:: Document passage ::

▶

2. All outstanding equity interests and promissory notes (if any), with appropriate transfer instruments (where required), owned by or on behalf of each Loan Party have been pledged pursuant to the Security Agreement or the Pledge Agreements.
3. All Uniform Commercial Code financing statements and other appropriate documents and instruments required to perfect the Liens created under the Security Documents have been filed, registered, recorded or delivered.
4. All Mortgages, title insurance policies, appraisals and legal opinions with respect to all Mortgaged Properties have been filed, registered, recorded or delivered as required pursuant to the Credit Agreement and the Security Documents, unless otherwise required upon request and such request was not made.
5. All consents and approvals required to be obtained in connection with the execution and delivery of all Security Documents, the performance of the obligations, and the granting of the Liens, thereunder, have been obtained, except for the Nevada Gaming Commission’s approval of the transfer of the Pledge Agreement (Gaming Regulated) with respect to the membership interest in PNK (Reno), LLC from the Existing Agent to the Successor Agent.

◀

:: What needs to be done ::
Rewrite the certification passage from "3. All Uniform" to "was not made.", replacing "Mortgaged Properties" with "Real Properties". The rows have nothing to do with the certification passage.

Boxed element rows
▶

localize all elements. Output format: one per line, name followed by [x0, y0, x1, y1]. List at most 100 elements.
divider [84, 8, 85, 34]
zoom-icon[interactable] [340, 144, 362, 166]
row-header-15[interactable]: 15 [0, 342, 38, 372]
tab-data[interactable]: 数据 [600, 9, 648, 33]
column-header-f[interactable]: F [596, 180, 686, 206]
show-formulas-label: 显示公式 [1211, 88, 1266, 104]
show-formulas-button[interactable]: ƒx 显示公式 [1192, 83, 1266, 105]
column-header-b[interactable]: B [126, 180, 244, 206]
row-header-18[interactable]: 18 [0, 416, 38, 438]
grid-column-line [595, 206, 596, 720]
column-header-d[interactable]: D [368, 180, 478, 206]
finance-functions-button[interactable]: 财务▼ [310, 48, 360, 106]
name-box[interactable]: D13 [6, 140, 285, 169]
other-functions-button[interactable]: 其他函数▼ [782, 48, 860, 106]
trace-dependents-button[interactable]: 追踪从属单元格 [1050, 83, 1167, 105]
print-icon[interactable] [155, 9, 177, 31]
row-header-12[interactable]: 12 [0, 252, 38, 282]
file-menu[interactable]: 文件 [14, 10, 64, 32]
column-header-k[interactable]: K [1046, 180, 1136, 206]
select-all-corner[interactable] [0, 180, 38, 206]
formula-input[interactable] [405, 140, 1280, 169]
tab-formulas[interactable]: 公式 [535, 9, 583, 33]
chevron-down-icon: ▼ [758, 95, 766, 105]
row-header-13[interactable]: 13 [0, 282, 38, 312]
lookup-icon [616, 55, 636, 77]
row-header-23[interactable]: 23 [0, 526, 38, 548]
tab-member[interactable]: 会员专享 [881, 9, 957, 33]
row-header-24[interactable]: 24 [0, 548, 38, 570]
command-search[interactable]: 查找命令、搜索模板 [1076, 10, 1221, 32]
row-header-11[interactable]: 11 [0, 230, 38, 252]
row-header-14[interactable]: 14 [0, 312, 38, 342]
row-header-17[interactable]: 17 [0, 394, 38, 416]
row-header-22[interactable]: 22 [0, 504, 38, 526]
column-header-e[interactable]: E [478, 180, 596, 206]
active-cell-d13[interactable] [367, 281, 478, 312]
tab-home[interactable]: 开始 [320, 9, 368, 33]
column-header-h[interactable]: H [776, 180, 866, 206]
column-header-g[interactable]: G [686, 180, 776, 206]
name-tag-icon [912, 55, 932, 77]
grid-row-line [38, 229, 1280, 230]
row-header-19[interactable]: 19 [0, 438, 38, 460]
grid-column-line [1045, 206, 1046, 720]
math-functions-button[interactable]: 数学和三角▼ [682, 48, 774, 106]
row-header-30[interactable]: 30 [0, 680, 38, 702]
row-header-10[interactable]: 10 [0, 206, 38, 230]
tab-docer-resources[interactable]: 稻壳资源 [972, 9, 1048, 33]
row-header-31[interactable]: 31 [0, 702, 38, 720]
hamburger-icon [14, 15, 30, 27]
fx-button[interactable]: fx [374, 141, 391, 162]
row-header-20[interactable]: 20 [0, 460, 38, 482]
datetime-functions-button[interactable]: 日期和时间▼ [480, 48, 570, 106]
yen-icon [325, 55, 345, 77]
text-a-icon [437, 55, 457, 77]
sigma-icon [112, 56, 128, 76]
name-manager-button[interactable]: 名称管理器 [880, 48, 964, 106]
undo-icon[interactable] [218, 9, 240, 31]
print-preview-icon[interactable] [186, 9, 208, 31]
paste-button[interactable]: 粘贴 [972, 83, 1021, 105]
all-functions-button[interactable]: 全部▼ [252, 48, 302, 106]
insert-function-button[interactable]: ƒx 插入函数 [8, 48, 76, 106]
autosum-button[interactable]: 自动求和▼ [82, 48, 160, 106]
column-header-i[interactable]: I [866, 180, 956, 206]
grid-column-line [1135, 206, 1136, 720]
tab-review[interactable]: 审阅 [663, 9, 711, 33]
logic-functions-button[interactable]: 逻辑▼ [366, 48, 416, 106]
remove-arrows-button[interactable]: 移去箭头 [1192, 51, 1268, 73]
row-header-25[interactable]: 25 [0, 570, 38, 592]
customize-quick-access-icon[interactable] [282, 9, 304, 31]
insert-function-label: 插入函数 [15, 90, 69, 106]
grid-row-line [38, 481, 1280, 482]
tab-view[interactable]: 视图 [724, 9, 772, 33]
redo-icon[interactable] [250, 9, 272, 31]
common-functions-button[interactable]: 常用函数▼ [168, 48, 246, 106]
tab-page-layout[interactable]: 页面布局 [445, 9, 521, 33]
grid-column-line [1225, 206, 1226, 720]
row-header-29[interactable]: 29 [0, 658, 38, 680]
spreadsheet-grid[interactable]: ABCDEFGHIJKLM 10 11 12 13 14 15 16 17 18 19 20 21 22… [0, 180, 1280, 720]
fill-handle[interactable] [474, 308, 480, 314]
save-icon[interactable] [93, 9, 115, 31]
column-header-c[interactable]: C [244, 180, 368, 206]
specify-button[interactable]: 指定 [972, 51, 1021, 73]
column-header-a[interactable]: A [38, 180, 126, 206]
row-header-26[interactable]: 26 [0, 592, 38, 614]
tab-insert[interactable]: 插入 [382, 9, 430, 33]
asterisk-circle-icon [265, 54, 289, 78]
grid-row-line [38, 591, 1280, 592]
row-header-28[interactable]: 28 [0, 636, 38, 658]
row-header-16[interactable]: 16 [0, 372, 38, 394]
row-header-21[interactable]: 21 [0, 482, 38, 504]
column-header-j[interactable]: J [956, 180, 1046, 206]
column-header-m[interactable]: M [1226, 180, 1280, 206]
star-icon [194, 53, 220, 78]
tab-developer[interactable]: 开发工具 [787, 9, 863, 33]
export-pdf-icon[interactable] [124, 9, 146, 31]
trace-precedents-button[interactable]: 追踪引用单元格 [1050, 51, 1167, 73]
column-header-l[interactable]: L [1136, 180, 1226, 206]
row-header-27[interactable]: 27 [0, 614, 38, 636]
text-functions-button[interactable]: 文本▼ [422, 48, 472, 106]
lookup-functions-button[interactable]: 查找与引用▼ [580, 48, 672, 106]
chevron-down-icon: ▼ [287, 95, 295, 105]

◀
▶

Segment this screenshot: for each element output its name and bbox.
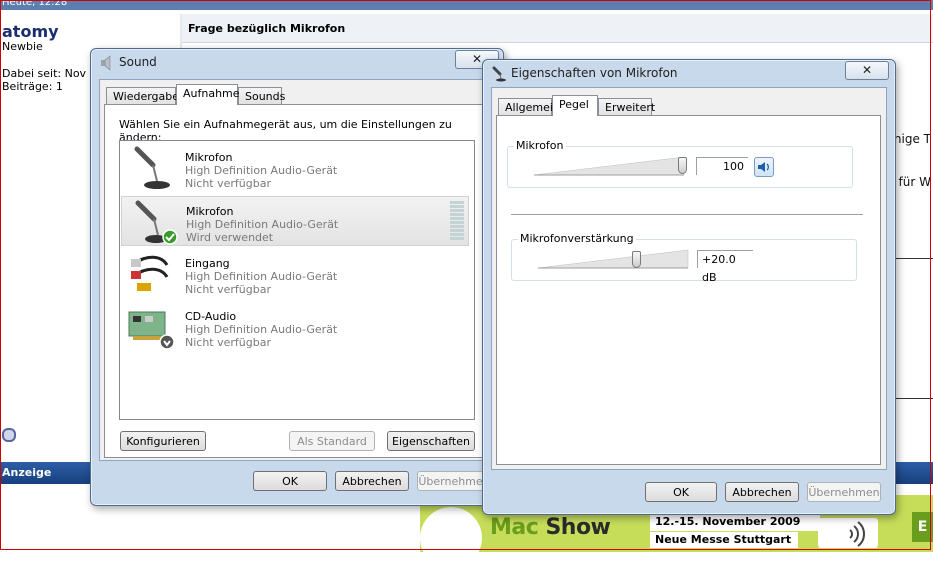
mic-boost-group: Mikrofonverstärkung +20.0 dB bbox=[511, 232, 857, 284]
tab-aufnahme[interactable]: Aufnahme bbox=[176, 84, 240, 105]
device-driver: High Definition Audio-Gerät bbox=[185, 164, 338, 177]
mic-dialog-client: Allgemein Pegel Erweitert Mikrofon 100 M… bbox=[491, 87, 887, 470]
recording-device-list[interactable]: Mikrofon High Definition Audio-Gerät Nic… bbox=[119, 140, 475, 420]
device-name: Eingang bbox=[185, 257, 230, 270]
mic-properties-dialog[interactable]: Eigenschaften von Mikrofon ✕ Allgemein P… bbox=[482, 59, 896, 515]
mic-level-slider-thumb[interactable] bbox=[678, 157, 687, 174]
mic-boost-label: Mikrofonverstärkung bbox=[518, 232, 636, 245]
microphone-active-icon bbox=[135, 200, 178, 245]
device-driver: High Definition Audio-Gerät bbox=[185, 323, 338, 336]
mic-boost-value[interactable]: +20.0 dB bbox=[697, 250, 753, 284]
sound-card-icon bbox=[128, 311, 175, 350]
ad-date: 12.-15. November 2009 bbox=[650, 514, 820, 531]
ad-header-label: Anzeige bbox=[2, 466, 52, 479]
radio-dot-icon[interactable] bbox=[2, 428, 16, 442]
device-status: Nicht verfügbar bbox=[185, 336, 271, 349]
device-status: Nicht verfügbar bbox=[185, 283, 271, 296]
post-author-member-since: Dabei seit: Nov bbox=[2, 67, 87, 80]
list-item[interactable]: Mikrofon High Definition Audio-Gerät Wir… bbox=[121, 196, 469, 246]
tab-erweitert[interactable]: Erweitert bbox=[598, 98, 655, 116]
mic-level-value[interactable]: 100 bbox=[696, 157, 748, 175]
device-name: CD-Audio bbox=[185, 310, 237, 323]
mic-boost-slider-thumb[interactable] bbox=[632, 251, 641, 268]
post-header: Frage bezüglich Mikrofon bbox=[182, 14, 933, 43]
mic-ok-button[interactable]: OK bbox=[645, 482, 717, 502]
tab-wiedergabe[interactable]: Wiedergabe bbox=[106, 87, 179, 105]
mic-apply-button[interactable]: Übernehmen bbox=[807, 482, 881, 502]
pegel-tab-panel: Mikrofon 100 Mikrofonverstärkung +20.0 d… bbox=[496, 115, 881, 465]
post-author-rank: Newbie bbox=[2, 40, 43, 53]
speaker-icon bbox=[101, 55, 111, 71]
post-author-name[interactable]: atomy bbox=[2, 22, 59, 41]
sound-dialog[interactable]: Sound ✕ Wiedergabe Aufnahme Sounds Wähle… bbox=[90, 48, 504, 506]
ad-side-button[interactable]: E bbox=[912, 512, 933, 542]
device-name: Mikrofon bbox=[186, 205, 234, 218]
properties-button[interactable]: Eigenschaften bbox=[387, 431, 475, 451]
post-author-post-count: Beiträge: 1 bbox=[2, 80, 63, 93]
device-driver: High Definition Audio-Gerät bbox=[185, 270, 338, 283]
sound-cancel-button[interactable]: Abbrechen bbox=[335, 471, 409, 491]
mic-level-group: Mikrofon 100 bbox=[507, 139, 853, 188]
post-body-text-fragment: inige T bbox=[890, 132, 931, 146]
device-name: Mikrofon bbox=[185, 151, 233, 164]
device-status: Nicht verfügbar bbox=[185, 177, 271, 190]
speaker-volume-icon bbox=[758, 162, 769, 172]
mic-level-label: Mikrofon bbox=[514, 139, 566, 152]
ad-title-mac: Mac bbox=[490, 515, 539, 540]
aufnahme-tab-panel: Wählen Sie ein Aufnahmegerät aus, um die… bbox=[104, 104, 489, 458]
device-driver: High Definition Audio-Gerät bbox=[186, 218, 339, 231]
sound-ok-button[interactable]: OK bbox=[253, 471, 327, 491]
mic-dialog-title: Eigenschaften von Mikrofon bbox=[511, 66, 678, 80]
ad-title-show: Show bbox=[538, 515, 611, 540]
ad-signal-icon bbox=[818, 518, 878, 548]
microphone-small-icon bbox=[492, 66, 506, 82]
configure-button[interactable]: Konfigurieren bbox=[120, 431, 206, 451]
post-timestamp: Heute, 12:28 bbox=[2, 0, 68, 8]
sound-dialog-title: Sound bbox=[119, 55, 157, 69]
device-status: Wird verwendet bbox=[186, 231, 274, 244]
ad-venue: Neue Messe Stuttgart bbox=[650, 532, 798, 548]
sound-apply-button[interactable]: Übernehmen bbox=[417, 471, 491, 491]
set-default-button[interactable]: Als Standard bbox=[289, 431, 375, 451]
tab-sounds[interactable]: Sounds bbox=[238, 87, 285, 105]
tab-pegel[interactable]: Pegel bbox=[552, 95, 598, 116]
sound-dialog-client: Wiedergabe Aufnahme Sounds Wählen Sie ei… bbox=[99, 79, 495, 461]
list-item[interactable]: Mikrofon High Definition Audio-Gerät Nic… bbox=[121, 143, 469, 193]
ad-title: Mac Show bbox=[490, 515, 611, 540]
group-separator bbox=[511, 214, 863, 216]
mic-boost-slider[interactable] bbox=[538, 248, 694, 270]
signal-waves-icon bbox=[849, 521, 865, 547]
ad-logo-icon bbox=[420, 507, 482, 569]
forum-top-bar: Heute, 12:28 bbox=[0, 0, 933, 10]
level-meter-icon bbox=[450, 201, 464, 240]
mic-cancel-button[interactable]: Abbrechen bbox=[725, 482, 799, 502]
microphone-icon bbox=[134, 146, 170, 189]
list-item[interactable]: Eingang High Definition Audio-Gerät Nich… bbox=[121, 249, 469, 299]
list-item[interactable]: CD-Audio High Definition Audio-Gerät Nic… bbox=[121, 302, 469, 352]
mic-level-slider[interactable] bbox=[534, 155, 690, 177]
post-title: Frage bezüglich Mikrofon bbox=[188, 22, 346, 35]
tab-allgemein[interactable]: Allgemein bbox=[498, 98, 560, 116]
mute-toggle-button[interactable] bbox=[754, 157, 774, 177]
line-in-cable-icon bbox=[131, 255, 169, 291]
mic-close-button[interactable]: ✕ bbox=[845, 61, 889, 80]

◀

:: Task answer ::
3. All Uniform Commercial Code financing statements and other appropriate documents and instruments required to perfect the Liens created under the Security Documents have been filed, registered, recorded or delivered.
4. All Mortgages, title insurance policies, appraisals and legal opinions with respect to all Real Properties have been filed, registered, recorded or delivered as required pursuant to the Credit Agreement and the Security Documents, unless otherwise required upon request and such request was not made.